** WHAT IS EXPECTED **
Scan the data beneath this task and copy each line that includes "工作人员".

** Dataset entries **
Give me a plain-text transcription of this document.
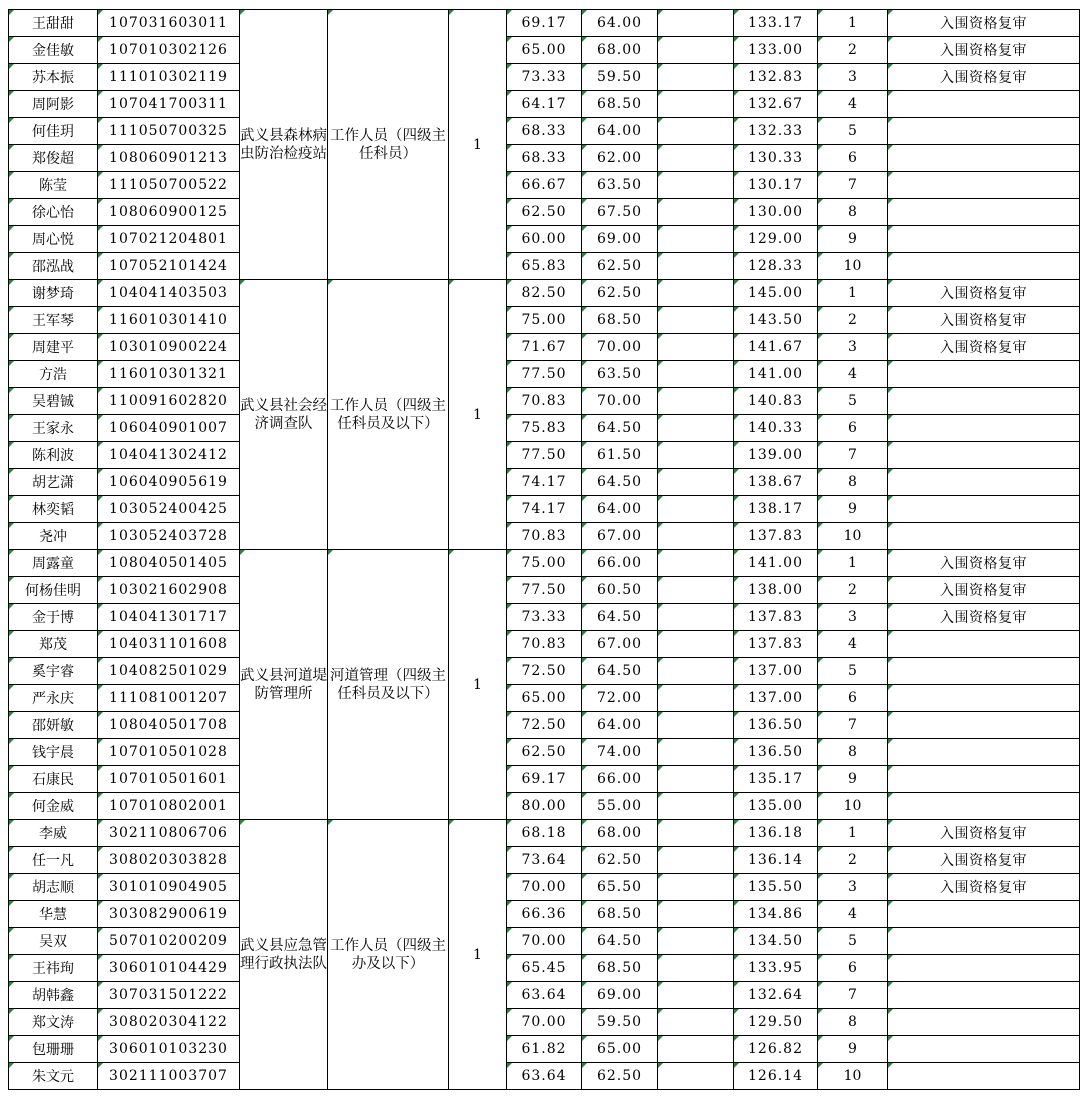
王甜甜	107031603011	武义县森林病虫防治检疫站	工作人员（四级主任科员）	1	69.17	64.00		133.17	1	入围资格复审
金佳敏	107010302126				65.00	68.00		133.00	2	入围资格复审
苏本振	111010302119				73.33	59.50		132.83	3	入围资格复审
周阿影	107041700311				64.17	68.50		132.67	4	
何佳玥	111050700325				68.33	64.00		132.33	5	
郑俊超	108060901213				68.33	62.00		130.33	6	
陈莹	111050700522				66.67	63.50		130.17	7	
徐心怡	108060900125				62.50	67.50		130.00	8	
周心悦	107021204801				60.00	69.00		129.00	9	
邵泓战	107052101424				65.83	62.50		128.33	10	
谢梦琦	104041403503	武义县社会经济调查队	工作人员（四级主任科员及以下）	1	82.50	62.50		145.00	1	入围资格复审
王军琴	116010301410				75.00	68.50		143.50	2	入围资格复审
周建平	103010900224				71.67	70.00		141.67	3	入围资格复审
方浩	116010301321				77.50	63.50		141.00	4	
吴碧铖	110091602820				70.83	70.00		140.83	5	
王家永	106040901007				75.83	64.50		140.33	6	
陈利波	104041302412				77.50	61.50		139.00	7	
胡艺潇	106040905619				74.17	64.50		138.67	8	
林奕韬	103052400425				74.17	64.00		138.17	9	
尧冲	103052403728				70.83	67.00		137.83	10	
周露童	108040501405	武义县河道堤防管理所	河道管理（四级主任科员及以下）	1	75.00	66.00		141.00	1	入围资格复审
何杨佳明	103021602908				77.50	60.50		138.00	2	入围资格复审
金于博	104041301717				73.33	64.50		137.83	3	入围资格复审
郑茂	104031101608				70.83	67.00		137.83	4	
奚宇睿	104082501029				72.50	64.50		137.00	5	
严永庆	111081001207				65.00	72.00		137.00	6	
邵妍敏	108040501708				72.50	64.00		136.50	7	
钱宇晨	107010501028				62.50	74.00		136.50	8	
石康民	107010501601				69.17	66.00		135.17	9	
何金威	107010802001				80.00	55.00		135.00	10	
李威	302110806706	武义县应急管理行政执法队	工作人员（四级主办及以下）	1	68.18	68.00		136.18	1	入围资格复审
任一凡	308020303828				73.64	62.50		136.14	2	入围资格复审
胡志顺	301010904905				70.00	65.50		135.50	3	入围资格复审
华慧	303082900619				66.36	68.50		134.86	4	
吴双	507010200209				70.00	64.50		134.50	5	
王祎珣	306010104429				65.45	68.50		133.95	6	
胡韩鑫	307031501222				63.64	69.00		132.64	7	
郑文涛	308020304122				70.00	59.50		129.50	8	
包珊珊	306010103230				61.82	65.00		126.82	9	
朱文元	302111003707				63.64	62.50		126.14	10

--

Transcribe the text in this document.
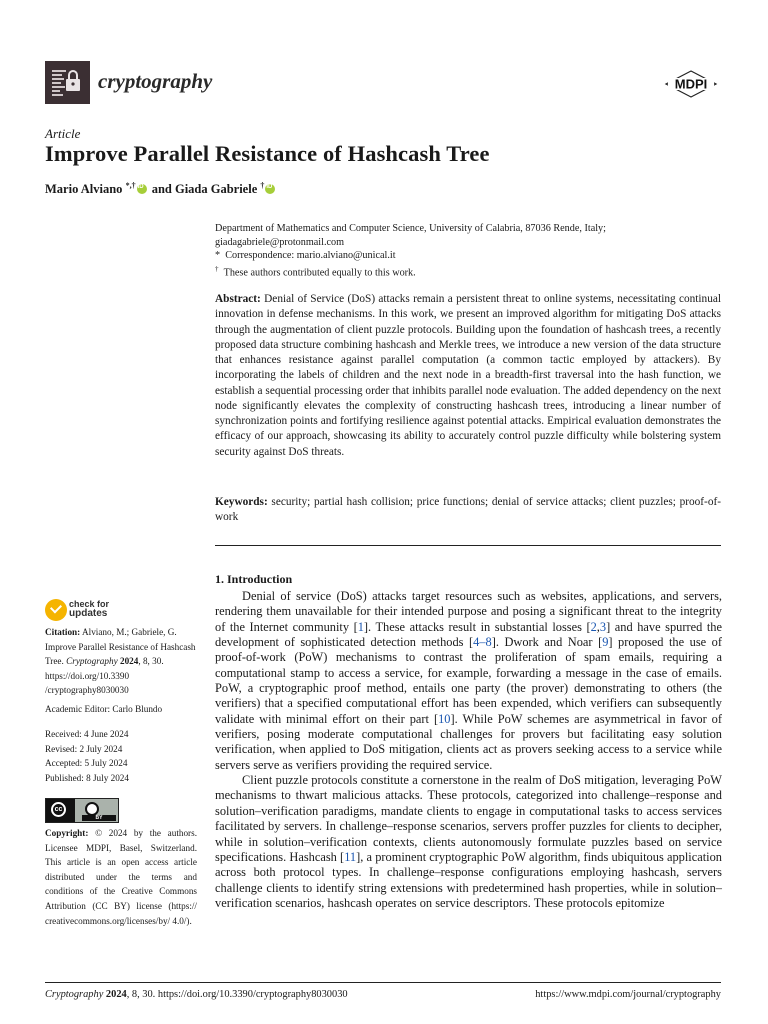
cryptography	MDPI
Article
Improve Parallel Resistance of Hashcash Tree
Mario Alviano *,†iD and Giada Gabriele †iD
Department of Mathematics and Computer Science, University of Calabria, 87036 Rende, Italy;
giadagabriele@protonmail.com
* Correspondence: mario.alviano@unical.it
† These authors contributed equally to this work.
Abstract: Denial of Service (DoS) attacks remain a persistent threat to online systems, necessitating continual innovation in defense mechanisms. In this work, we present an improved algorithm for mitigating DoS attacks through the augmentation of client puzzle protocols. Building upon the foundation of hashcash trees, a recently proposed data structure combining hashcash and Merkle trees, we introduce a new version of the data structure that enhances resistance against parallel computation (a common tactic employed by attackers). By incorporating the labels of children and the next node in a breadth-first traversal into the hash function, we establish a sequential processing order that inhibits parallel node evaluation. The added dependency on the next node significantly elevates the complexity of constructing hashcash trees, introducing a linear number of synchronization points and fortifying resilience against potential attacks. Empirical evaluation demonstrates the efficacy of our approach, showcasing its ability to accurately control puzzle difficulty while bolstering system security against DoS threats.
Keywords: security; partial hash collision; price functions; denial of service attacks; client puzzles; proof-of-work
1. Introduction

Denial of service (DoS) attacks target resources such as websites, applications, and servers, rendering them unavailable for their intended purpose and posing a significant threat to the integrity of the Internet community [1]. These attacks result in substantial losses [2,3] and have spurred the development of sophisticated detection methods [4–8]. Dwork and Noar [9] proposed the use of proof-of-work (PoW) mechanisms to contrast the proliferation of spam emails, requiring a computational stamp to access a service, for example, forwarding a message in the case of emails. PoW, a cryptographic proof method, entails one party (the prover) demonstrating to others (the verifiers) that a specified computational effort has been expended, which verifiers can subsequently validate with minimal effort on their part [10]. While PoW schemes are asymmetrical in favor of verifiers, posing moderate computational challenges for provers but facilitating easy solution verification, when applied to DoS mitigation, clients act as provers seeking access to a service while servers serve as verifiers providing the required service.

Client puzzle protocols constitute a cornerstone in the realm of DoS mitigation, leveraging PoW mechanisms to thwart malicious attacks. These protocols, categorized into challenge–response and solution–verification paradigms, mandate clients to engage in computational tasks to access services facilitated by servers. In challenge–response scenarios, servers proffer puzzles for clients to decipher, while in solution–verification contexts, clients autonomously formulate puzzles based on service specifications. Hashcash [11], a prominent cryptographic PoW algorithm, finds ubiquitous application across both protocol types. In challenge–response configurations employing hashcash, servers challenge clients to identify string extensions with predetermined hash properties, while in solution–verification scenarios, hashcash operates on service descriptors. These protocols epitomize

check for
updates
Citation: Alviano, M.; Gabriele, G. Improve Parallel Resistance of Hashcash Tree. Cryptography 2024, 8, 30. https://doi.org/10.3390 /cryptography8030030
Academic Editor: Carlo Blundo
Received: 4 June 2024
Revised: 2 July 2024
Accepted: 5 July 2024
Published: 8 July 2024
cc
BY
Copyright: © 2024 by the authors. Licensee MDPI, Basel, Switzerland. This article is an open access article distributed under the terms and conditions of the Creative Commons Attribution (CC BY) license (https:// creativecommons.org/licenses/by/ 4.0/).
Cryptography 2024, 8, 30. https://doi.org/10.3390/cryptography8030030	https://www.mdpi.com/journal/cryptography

** THE RESULT **
王甜甜	107031603011	武义县森林病虫防治检疫站	工作人员（四级主任科员）	1	69.17	64.00		133.17	1	入围资格复审
谢梦琦	104041403503	武义县社会经济调查队	工作人员（四级主任科员及以下）	1	82.50	62.50		145.00	1	入围资格复审
李威	302110806706	武义县应急管理行政执法队	工作人员（四级主办及以下）	1	68.18	68.00		136.18	1	入围资格复审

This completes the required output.